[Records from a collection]
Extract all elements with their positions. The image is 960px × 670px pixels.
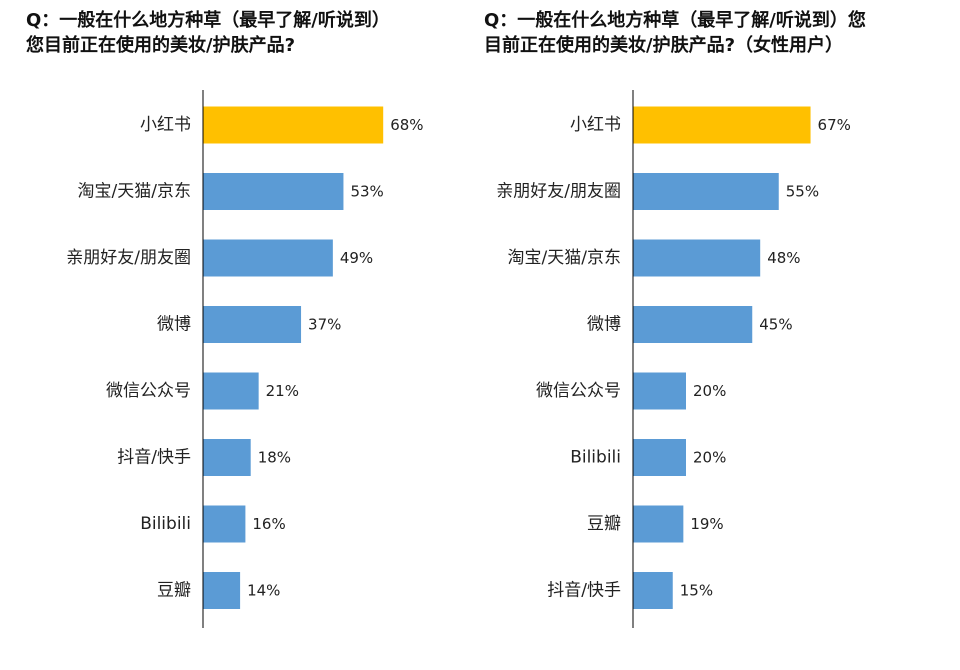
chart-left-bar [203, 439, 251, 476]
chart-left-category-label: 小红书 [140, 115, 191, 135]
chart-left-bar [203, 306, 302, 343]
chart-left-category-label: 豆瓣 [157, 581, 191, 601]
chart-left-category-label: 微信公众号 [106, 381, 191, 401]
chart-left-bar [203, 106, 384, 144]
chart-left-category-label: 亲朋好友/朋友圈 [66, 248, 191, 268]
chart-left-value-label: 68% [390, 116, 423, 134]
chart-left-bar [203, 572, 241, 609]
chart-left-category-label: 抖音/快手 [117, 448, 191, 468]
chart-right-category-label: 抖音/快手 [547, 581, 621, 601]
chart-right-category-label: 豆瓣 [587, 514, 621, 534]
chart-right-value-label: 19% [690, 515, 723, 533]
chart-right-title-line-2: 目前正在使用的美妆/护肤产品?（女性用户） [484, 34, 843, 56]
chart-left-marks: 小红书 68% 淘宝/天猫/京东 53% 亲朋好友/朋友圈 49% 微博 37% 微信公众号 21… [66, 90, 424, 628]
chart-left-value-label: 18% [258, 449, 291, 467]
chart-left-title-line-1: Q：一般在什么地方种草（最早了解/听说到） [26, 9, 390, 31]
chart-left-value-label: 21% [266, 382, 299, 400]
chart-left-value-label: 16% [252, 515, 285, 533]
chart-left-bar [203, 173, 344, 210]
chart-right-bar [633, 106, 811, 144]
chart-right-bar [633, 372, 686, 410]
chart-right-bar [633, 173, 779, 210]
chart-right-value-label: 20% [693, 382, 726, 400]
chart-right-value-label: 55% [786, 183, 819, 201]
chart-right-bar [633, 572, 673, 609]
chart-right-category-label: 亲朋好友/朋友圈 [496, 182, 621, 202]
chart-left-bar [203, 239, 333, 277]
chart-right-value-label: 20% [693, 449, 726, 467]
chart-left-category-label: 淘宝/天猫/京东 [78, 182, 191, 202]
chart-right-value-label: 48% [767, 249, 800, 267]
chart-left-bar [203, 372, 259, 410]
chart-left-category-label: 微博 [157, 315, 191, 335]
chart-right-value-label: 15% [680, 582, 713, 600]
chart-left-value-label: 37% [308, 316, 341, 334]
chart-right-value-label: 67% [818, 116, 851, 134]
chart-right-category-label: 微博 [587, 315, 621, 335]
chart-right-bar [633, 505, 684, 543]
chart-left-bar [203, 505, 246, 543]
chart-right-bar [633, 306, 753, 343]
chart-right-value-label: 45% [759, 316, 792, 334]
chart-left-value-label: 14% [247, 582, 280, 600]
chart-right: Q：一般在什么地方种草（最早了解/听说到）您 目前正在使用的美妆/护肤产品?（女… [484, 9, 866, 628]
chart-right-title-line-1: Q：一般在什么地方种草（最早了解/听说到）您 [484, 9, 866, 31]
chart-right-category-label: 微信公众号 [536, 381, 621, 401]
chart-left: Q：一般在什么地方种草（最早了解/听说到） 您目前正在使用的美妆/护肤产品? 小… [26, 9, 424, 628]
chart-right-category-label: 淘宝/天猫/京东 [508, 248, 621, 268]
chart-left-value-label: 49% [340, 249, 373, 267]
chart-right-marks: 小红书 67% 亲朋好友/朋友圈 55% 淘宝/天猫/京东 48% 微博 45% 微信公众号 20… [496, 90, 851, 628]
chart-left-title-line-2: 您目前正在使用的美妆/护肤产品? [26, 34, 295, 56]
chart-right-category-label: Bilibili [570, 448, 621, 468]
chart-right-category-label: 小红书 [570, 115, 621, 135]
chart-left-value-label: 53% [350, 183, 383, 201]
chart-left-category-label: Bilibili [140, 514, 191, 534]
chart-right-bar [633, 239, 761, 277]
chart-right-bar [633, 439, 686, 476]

---

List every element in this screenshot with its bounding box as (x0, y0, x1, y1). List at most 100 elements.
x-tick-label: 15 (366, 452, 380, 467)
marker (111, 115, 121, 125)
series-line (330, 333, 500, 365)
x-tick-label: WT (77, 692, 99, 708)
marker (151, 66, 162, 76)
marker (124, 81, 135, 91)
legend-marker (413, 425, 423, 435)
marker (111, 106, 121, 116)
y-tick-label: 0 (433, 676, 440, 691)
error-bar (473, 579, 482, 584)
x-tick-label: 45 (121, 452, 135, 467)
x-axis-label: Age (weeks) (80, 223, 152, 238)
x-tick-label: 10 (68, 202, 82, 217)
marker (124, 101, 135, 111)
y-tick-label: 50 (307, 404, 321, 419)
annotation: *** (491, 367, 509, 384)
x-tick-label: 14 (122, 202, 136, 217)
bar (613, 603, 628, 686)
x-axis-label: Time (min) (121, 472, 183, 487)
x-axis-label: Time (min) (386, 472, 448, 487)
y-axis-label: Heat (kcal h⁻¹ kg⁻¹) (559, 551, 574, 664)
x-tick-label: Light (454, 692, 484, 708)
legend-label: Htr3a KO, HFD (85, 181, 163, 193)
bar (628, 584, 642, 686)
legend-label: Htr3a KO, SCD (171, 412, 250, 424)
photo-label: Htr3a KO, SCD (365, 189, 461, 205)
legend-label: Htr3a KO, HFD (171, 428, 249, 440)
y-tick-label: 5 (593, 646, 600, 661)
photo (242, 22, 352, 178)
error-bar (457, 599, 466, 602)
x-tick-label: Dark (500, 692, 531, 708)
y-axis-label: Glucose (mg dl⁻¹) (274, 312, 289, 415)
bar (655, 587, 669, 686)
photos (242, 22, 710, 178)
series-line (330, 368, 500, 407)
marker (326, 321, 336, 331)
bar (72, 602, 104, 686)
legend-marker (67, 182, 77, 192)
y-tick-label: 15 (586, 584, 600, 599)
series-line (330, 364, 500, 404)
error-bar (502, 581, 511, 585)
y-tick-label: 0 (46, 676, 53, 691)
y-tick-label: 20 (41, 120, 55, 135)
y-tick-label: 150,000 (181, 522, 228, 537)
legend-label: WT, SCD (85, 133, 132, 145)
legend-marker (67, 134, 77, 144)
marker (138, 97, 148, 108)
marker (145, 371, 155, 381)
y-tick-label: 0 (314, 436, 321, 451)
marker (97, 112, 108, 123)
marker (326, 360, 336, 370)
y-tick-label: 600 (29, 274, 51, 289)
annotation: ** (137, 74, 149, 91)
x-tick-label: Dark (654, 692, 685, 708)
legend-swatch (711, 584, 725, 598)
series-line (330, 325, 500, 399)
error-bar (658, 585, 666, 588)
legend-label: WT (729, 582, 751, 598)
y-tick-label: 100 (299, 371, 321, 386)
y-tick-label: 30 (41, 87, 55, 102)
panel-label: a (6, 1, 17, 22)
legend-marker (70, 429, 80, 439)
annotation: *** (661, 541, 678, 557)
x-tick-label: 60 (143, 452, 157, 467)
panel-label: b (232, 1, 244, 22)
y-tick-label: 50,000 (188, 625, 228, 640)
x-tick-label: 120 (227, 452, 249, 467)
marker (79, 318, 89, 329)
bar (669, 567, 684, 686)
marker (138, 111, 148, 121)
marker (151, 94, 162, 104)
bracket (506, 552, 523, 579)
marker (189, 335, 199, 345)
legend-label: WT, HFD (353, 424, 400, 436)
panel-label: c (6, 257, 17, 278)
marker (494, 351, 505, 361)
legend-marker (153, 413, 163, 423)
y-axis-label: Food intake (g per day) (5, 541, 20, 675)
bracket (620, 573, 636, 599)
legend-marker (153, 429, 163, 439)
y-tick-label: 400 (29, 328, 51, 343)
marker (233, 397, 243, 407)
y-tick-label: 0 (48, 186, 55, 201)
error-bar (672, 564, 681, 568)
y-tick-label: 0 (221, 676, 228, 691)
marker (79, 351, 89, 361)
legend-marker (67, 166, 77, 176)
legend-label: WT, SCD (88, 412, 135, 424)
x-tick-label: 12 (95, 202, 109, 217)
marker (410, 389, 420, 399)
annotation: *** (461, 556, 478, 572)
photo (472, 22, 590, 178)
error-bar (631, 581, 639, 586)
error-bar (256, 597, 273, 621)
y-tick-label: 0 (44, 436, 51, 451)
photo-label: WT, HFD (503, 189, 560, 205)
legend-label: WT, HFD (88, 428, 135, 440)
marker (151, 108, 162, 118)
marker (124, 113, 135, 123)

==

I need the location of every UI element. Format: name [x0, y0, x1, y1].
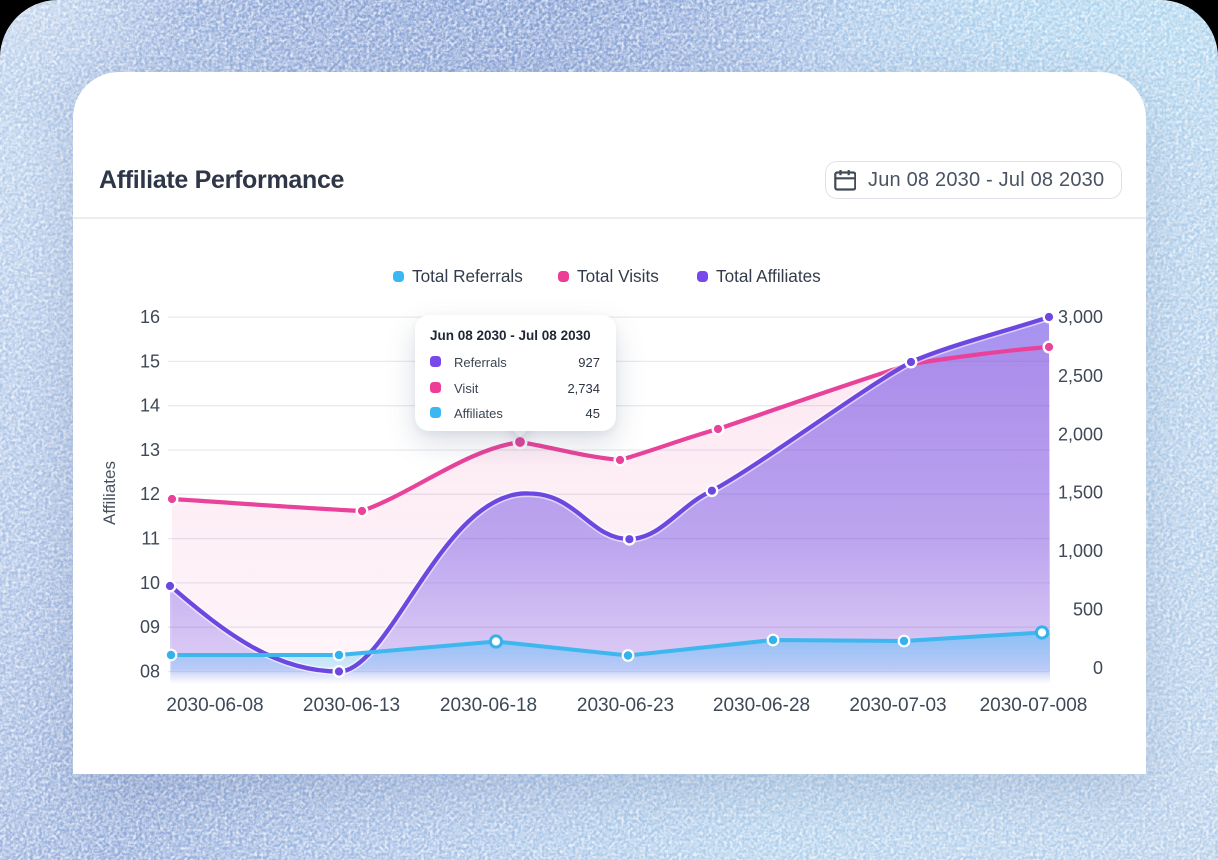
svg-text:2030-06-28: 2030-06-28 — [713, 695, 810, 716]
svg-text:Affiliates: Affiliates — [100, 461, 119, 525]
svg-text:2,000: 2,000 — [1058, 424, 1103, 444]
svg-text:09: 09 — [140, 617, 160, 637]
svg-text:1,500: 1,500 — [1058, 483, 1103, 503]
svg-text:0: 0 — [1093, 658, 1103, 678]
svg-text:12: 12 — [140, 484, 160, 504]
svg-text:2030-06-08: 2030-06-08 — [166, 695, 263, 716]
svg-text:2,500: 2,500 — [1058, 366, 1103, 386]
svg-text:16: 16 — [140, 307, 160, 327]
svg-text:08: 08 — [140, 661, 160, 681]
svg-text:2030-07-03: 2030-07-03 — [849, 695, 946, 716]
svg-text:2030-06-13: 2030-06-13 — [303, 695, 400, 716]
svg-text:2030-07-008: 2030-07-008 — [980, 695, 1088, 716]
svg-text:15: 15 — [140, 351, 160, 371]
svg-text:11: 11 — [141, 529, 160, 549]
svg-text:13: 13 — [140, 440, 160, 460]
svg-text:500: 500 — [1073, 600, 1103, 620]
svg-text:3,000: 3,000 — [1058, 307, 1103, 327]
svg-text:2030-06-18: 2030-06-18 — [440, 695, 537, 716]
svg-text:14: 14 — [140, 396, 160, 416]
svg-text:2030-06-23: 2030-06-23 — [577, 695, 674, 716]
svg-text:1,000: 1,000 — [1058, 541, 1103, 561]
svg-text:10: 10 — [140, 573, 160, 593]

→ Problem statement
Output, character for character, the stretch of lines in the entries above from the line containing "chart-left-bar [203, 439, 251, 476]" through the line containing "chart-right-bar [633, 372, 686, 410]".

→ Result for this exercise
chart-left-bar [203, 439, 251, 476]
chart-left-category-label: 小红书 [140, 115, 191, 135]
chart-left-bar [203, 306, 302, 343]
chart-left-category-label: 豆瓣 [157, 581, 191, 601]
chart-left-category-label: 微信公众号 [106, 381, 191, 401]
chart-left-bar [203, 106, 384, 144]
chart-left-category-label: 亲朋好友/朋友圈 [66, 248, 191, 268]
chart-left-value-label: 68% [390, 116, 423, 134]
chart-left-bar [203, 572, 241, 609]
chart-left-category-label: 抖音/快手 [117, 448, 191, 468]
chart-right-category-label: 抖音/快手 [547, 581, 621, 601]
chart-right-category-label: 豆瓣 [587, 514, 621, 534]
chart-right-value-label: 19% [690, 515, 723, 533]
chart-right-title-line-2: 目前正在使用的美妆/护肤产品?（女性用户） [484, 34, 843, 56]
chart-left-marks: 小红书 68% 淘宝/天猫/京东 53% 亲朋好友/朋友圈 49% 微博 37% 微信公众号 21… [66, 90, 424, 628]
chart-left-value-label: 18% [258, 449, 291, 467]
chart-left-title-line-1: Q：一般在什么地方种草（最早了解/听说到） [26, 9, 390, 31]
chart-left-value-label: 21% [266, 382, 299, 400]
chart-left-value-label: 16% [252, 515, 285, 533]
chart-left-bar [203, 173, 344, 210]
chart-right-bar [633, 106, 811, 144]
chart-right-bar [633, 372, 686, 410]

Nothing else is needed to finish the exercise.